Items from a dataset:
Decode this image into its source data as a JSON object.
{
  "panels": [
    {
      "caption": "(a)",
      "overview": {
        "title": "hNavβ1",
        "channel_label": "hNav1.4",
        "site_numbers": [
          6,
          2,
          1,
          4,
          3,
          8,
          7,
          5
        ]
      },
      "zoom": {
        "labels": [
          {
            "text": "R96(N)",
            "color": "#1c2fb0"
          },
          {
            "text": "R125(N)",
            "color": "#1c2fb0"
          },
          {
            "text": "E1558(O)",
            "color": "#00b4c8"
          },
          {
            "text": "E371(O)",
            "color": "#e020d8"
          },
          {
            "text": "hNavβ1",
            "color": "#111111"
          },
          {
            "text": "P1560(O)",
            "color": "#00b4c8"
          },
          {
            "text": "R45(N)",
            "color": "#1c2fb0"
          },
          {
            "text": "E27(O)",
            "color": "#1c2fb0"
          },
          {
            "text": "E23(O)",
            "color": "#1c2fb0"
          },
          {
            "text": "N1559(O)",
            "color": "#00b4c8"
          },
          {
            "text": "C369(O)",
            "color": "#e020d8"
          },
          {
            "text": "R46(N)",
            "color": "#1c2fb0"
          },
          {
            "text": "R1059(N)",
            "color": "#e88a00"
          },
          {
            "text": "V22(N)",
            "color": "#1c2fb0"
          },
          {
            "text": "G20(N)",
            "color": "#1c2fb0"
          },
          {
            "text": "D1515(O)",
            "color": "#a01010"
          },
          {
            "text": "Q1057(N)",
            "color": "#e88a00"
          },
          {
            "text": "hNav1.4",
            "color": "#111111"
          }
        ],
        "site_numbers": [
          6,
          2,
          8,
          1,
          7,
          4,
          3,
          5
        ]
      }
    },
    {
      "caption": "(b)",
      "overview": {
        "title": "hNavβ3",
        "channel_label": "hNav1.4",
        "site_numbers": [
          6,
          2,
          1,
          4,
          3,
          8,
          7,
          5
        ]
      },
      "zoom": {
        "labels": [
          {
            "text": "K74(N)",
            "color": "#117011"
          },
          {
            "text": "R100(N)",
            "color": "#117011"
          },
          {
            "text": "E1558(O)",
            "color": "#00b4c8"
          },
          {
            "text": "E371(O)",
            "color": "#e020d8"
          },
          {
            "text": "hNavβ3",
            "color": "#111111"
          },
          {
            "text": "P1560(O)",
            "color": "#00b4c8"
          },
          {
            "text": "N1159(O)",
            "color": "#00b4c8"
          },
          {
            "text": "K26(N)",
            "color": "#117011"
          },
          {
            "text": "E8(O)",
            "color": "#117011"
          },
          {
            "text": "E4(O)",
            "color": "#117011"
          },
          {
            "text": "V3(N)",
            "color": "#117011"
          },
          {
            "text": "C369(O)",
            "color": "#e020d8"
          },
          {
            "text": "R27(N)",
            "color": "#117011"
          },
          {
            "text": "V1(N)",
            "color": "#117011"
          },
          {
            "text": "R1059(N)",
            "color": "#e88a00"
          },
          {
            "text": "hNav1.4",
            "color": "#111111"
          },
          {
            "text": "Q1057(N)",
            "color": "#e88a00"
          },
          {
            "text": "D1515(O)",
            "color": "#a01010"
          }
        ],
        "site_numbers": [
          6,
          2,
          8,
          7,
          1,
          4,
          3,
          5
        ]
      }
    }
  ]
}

Exercise directions
Repeat all the entries exactly as given.

Reply to the exercise
Decode this image into its source data as a JSON object.
{
  "panels": [
    {
      "caption": "(a)",
      "overview": {
        "title": "hNavβ1",
        "channel_label": "hNav1.4",
        "site_numbers": [
          6,
          2,
          1,
          4,
          3,
          8,
          7,
          5
        ]
      },
      "zoom": {
        "labels": [
          {
            "text": "R96(N)",
            "color": "#1c2fb0"
          },
          {
            "text": "R125(N)",
            "color": "#1c2fb0"
          },
          {
            "text": "E1558(O)",
            "color": "#00b4c8"
          },
          {
            "text": "E371(O)",
            "color": "#e020d8"
          },
          {
            "text": "hNavβ1",
            "color": "#111111"
          },
          {
            "text": "P1560(O)",
            "color": "#00b4c8"
          },
          {
            "text": "R45(N)",
            "color": "#1c2fb0"
          },
          {
            "text": "E27(O)",
            "color": "#1c2fb0"
          },
          {
            "text": "E23(O)",
            "color": "#1c2fb0"
          },
          {
            "text": "N1559(O)",
            "color": "#00b4c8"
          },
          {
            "text": "C369(O)",
            "color": "#e020d8"
          },
          {
            "text": "R46(N)",
            "color": "#1c2fb0"
          },
          {
            "text": "R1059(N)",
            "color": "#e88a00"
          },
          {
            "text": "V22(N)",
            "color": "#1c2fb0"
          },
          {
            "text": "G20(N)",
            "color": "#1c2fb0"
          },
          {
            "text": "D1515(O)",
            "color": "#a01010"
          },
          {
            "text": "Q1057(N)",
            "color": "#e88a00"
          },
          {
            "text": "hNav1.4",
            "color": "#111111"
          }
        ],
        "site_numbers": [
          6,
          2,
          8,
          1,
          7,
          4,
          3,
          5
        ]
      }
    },
    {
      "caption": "(b)",
      "overview": {
        "title": "hNavβ3",
        "channel_label": "hNav1.4",
        "site_numbers": [
          6,
          2,
          1,
          4,
          3,
          8,
          7,
          5
        ]
      },
      "zoom": {
        "labels": [
          {
            "text": "K74(N)",
            "color": "#117011"
          },
          {
            "text": "R100(N)",
            "color": "#117011"
          },
          {
            "text": "E1558(O)",
            "color": "#00b4c8"
          },
          {
            "text": "E371(O)",
            "color": "#e020d8"
          },
          {
            "text": "hNavβ3",
            "color": "#111111"
          },
          {
            "text": "P1560(O)",
            "color": "#00b4c8"
          },
          {
            "text": "N1159(O)",
            "color": "#00b4c8"
          },
          {
            "text": "K26(N)",
            "color": "#117011"
          },
          {
            "text": "E8(O)",
            "color": "#117011"
          },
          {
            "text": "E4(O)",
            "color": "#117011"
          },
          {
            "text": "V3(N)",
            "color": "#117011"
          },
          {
            "text": "C369(O)",
            "color": "#e020d8"
          },
          {
            "text": "R27(N)",
            "color": "#117011"
          },
          {
            "text": "V1(N)",
            "color": "#117011"
          },
          {
            "text": "R1059(N)",
            "color": "#e88a00"
          },
          {
            "text": "hNav1.4",
            "color": "#111111"
          },
          {
            "text": "Q1057(N)",
            "color": "#e88a00"
          },
          {
            "text": "D1515(O)",
            "color": "#a01010"
          }
        ],
        "site_numbers": [
          6,
          2,
          8,
          7,
          1,
          4,
          3,
          5
        ]
      }
    }
  ]
}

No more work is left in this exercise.